- **Input data**:
==============================
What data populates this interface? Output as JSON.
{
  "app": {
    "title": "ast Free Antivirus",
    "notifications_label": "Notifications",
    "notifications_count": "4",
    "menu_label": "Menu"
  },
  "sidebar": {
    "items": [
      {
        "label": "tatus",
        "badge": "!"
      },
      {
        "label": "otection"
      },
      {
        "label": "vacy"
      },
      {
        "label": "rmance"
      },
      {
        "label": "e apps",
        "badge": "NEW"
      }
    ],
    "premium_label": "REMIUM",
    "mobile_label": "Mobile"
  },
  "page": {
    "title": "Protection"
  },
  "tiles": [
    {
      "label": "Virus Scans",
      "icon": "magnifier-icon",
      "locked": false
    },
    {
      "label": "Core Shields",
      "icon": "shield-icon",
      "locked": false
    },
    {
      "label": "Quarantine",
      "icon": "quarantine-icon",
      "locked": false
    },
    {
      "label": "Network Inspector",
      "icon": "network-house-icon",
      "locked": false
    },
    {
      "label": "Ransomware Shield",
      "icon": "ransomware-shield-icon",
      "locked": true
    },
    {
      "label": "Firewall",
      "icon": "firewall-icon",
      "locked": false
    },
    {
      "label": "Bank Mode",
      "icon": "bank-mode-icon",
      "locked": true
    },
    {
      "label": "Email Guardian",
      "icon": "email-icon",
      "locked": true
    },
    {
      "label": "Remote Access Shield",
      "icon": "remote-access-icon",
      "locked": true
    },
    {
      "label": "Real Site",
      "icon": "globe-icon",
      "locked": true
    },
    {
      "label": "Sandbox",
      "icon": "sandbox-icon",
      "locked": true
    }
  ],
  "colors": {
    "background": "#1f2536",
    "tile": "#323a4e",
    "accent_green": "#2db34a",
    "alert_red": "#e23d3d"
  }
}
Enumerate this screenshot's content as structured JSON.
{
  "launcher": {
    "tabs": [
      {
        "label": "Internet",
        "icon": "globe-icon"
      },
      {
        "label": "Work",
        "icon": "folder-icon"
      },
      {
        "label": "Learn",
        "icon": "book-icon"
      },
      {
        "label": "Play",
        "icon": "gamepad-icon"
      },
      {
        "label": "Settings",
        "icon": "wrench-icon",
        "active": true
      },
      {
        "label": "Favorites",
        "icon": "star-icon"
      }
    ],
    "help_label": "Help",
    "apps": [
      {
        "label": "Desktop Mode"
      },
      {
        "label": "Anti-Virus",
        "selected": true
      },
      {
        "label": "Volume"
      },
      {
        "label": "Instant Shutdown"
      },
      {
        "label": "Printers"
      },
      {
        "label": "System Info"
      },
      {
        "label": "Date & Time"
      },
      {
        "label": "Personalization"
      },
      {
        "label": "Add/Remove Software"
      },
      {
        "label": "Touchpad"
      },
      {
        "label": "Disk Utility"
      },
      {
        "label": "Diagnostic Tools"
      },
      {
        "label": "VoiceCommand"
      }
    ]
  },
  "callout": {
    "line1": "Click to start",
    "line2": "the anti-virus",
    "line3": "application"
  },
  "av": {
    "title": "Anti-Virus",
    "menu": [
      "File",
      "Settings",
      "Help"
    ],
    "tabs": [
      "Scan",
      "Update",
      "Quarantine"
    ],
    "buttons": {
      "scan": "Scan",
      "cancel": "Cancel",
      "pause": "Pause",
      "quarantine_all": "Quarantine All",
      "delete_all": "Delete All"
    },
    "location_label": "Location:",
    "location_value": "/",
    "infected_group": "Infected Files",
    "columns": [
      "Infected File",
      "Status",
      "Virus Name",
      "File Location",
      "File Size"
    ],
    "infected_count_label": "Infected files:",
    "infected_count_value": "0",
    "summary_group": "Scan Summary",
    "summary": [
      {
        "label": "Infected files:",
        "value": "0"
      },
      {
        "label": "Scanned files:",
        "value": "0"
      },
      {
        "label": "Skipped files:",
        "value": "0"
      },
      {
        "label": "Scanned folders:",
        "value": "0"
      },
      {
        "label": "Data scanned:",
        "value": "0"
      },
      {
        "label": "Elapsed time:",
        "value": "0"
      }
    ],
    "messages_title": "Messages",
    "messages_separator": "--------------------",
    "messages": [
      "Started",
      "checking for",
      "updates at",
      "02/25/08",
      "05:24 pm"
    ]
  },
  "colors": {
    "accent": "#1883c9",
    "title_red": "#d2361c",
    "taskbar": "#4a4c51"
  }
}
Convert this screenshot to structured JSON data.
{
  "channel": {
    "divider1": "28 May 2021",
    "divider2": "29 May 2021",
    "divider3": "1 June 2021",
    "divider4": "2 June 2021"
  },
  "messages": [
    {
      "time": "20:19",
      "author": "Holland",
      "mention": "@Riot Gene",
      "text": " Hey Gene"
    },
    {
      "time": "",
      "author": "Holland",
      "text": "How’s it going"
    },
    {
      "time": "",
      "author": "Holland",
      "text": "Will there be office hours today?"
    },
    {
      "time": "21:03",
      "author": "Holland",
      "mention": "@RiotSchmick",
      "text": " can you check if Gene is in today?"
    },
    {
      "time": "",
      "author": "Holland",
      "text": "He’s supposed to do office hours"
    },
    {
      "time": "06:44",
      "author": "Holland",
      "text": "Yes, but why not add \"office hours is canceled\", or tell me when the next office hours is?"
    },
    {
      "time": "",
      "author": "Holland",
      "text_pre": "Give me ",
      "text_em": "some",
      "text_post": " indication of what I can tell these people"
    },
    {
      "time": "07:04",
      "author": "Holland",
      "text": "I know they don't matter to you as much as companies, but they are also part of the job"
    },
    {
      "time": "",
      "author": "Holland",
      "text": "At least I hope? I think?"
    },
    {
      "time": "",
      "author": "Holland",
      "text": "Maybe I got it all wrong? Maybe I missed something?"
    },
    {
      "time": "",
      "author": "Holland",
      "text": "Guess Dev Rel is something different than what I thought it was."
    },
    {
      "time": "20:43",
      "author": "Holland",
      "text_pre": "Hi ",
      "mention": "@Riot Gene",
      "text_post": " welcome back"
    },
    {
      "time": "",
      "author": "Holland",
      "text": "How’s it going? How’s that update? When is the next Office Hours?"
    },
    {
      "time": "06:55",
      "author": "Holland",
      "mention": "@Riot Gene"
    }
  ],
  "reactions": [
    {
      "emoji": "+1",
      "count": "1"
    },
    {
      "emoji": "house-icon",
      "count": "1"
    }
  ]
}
==============================
- **Directions**:
For this exercise, set down all of the entries again word for word.

- **Task answer**:
What data populates this interface? Output as JSON.
{
  "app": {
    "title": "ast Free Antivirus",
    "notifications_label": "Notifications",
    "notifications_count": "4",
    "menu_label": "Menu"
  },
  "sidebar": {
    "items": [
      {
        "label": "tatus",
        "badge": "!"
      },
      {
        "label": "otection"
      },
      {
        "label": "vacy"
      },
      {
        "label": "rmance"
      },
      {
        "label": "e apps",
        "badge": "NEW"
      }
    ],
    "premium_label": "REMIUM",
    "mobile_label": "Mobile"
  },
  "page": {
    "title": "Protection"
  },
  "tiles": [
    {
      "label": "Virus Scans",
      "icon": "magnifier-icon",
      "locked": false
    },
    {
      "label": "Core Shields",
      "icon": "shield-icon",
      "locked": false
    },
    {
      "label": "Quarantine",
      "icon": "quarantine-icon",
      "locked": false
    },
    {
      "label": "Network Inspector",
      "icon": "network-house-icon",
      "locked": false
    },
    {
      "label": "Ransomware Shield",
      "icon": "ransomware-shield-icon",
      "locked": true
    },
    {
      "label": "Firewall",
      "icon": "firewall-icon",
      "locked": false
    },
    {
      "label": "Bank Mode",
      "icon": "bank-mode-icon",
      "locked": true
    },
    {
      "label": "Email Guardian",
      "icon": "email-icon",
      "locked": true
    },
    {
      "label": "Remote Access Shield",
      "icon": "remote-access-icon",
      "locked": true
    },
    {
      "label": "Real Site",
      "icon": "globe-icon",
      "locked": true
    },
    {
      "label": "Sandbox",
      "icon": "sandbox-icon",
      "locked": true
    }
  ],
  "colors": {
    "background": "#1f2536",
    "tile": "#323a4e",
    "accent_green": "#2db34a",
    "alert_red": "#e23d3d"
  }
}
Enumerate this screenshot's content as structured JSON.
{
  "launcher": {
    "tabs": [
      {
        "label": "Internet",
        "icon": "globe-icon"
      },
      {
        "label": "Work",
        "icon": "folder-icon"
      },
      {
        "label": "Learn",
        "icon": "book-icon"
      },
      {
        "label": "Play",
        "icon": "gamepad-icon"
      },
      {
        "label": "Settings",
        "icon": "wrench-icon",
        "active": true
      },
      {
        "label": "Favorites",
        "icon": "star-icon"
      }
    ],
    "help_label": "Help",
    "apps": [
      {
        "label": "Desktop Mode"
      },
      {
        "label": "Anti-Virus",
        "selected": true
      },
      {
        "label": "Volume"
      },
      {
        "label": "Instant Shutdown"
      },
      {
        "label": "Printers"
      },
      {
        "label": "System Info"
      },
      {
        "label": "Date & Time"
      },
      {
        "label": "Personalization"
      },
      {
        "label": "Add/Remove Software"
      },
      {
        "label": "Touchpad"
      },
      {
        "label": "Disk Utility"
      },
      {
        "label": "Diagnostic Tools"
      },
      {
        "label": "VoiceCommand"
      }
    ]
  },
  "callout": {
    "line1": "Click to start",
    "line2": "the anti-virus",
    "line3": "application"
  },
  "av": {
    "title": "Anti-Virus",
    "menu": [
      "File",
      "Settings",
      "Help"
    ],
    "tabs": [
      "Scan",
      "Update",
      "Quarantine"
    ],
    "buttons": {
      "scan": "Scan",
      "cancel": "Cancel",
      "pause": "Pause",
      "quarantine_all": "Quarantine All",
      "delete_all": "Delete All"
    },
    "location_label": "Location:",
    "location_value": "/",
    "infected_group": "Infected Files",
    "columns": [
      "Infected File",
      "Status",
      "Virus Name",
      "File Location",
      "File Size"
    ],
    "infected_count_label": "Infected files:",
    "infected_count_value": "0",
    "summary_group": "Scan Summary",
    "summary": [
      {
        "label": "Infected files:",
        "value": "0"
      },
      {
        "label": "Scanned files:",
        "value": "0"
      },
      {
        "label": "Skipped files:",
        "value": "0"
      },
      {
        "label": "Scanned folders:",
        "value": "0"
      },
      {
        "label": "Data scanned:",
        "value": "0"
      },
      {
        "label": "Elapsed time:",
        "value": "0"
      }
    ],
    "messages_title": "Messages",
    "messages_separator": "--------------------",
    "messages": [
      "Started",
      "checking for",
      "updates at",
      "02/25/08",
      "05:24 pm"
    ]
  },
  "colors": {
    "accent": "#1883c9",
    "title_red": "#d2361c",
    "taskbar": "#4a4c51"
  }
}
Convert this screenshot to structured JSON data.
{
  "channel": {
    "divider1": "28 May 2021",
    "divider2": "29 May 2021",
    "divider3": "1 June 2021",
    "divider4": "2 June 2021"
  },
  "messages": [
    {
      "time": "20:19",
      "author": "Holland",
      "mention": "@Riot Gene",
      "text": " Hey Gene"
    },
    {
      "time": "",
      "author": "Holland",
      "text": "How’s it going"
    },
    {
      "time": "",
      "author": "Holland",
      "text": "Will there be office hours today?"
    },
    {
      "time": "21:03",
      "author": "Holland",
      "mention": "@RiotSchmick",
      "text": " can you check if Gene is in today?"
    },
    {
      "time": "",
      "author": "Holland",
      "text": "He’s supposed to do office hours"
    },
    {
      "time": "06:44",
      "author": "Holland",
      "text": "Yes, but why not add \"office hours is canceled\", or tell me when the next office hours is?"
    },
    {
      "time": "",
      "author": "Holland",
      "text_pre": "Give me ",
      "text_em": "some",
      "text_post": " indication of what I can tell these people"
    },
    {
      "time": "07:04",
      "author": "Holland",
      "text": "I know they don't matter to you as much as companies, but they are also part of the job"
    },
    {
      "time": "",
      "author": "Holland",
      "text": "At least I hope? I think?"
    },
    {
      "time": "",
      "author": "Holland",
      "text": "Maybe I got it all wrong? Maybe I missed something?"
    },
    {
      "time": "",
      "author": "Holland",
      "text": "Guess Dev Rel is something different than what I thought it was."
    },
    {
      "time": "20:43",
      "author": "Holland",
      "text_pre": "Hi ",
      "mention": "@Riot Gene",
      "text_post": " welcome back"
    },
    {
      "time": "",
      "author": "Holland",
      "text": "How’s it going? How’s that update? When is the next Office Hours?"
    },
    {
      "time": "06:55",
      "author": "Holland",
      "mention": "@Riot Gene"
    }
  ],
  "reactions": [
    {
      "emoji": "+1",
      "count": "1"
    },
    {
      "emoji": "house-icon",
      "count": "1"
    }
  ]
}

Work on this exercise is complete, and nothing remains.